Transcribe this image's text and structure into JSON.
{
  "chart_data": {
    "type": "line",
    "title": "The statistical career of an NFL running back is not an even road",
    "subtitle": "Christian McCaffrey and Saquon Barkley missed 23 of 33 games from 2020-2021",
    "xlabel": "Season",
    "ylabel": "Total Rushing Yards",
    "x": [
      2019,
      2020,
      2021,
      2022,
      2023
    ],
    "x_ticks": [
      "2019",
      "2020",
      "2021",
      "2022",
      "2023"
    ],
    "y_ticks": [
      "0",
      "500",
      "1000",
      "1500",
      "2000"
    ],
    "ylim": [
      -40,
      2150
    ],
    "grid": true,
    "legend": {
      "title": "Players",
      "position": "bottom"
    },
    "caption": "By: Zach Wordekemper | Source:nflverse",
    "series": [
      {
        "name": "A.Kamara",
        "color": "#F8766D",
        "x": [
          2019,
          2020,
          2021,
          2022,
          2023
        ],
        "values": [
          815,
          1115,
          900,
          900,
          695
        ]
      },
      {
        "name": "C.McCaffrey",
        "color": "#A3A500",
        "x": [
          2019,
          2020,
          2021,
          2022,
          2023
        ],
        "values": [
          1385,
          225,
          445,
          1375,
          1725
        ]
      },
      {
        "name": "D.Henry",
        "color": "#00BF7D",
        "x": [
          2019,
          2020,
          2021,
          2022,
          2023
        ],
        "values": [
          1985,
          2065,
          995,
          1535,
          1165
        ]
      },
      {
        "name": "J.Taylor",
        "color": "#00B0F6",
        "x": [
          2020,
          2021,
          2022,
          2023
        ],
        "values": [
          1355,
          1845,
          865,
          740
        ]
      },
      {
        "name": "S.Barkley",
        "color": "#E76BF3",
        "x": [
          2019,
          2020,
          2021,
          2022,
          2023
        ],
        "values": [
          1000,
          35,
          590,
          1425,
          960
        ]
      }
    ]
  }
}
-- -- --
__To do__:
Return all of the data exactly as it reads.

__Written answer__:
Transcribe this image's text and structure into JSON.
{
  "chart_data": {
    "type": "line",
    "title": "The statistical career of an NFL running back is not an even road",
    "subtitle": "Christian McCaffrey and Saquon Barkley missed 23 of 33 games from 2020-2021",
    "xlabel": "Season",
    "ylabel": "Total Rushing Yards",
    "x": [
      2019,
      2020,
      2021,
      2022,
      2023
    ],
    "x_ticks": [
      "2019",
      "2020",
      "2021",
      "2022",
      "2023"
    ],
    "y_ticks": [
      "0",
      "500",
      "1000",
      "1500",
      "2000"
    ],
    "ylim": [
      -40,
      2150
    ],
    "grid": true,
    "legend": {
      "title": "Players",
      "position": "bottom"
    },
    "caption": "By: Zach Wordekemper | Source:nflverse",
    "series": [
      {
        "name": "A.Kamara",
        "color": "#F8766D",
        "x": [
          2019,
          2020,
          2021,
          2022,
          2023
        ],
        "values": [
          815,
          1115,
          900,
          900,
          695
        ]
      },
      {
        "name": "C.McCaffrey",
        "color": "#A3A500",
        "x": [
          2019,
          2020,
          2021,
          2022,
          2023
        ],
        "values": [
          1385,
          225,
          445,
          1375,
          1725
        ]
      },
      {
        "name": "D.Henry",
        "color": "#00BF7D",
        "x": [
          2019,
          2020,
          2021,
          2022,
          2023
        ],
        "values": [
          1985,
          2065,
          995,
          1535,
          1165
        ]
      },
      {
        "name": "J.Taylor",
        "color": "#00B0F6",
        "x": [
          2020,
          2021,
          2022,
          2023
        ],
        "values": [
          1355,
          1845,
          865,
          740
        ]
      },
      {
        "name": "S.Barkley",
        "color": "#E76BF3",
        "x": [
          2019,
          2020,
          2021,
          2022,
          2023
        ],
        "values": [
          1000,
          35,
          590,
          1425,
          960
        ]
      }
    ]
  }
}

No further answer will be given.